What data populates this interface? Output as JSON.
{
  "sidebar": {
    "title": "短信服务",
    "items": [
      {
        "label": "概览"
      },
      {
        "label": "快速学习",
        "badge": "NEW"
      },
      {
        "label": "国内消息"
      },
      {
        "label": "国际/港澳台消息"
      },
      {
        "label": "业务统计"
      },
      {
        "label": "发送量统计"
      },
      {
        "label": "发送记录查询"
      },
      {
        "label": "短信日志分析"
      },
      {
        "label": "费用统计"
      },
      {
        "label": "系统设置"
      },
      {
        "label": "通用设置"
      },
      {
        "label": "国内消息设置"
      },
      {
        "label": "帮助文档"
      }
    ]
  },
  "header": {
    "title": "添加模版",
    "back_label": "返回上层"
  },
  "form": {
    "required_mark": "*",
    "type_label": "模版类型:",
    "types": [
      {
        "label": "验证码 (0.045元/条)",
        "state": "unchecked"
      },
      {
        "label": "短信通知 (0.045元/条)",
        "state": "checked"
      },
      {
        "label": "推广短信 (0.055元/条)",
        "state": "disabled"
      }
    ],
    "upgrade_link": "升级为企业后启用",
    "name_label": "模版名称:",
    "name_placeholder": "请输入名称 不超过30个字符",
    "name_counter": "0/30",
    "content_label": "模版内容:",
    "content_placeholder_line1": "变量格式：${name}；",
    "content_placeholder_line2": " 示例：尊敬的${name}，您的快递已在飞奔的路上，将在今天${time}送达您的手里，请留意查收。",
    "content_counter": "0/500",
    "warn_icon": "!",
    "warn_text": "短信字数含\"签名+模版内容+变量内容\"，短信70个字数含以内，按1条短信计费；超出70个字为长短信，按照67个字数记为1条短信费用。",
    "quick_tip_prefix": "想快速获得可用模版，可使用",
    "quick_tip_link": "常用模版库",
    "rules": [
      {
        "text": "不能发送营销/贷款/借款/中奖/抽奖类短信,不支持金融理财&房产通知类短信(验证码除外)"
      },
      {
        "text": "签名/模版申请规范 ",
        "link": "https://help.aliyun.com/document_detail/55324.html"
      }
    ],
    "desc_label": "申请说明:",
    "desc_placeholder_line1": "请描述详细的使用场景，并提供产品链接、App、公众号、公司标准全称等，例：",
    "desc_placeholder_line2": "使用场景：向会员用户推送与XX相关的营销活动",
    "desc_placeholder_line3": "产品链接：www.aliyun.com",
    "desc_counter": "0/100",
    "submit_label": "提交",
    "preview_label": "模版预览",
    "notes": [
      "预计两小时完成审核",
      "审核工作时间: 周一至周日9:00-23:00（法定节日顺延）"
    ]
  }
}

################

• **TASK PROMPT**: Copy every line of the records above that contains "模版内容".

• **PROBLEM SOLUTION**:
    "content_label": "模版内容:",
    "warn_text": "短信字数含\"签名+模版内容+变量内容\"，短信70个字数含以内，按1条短信计费；超出70个字为长短信，按照67个字数记为1条短信费用。",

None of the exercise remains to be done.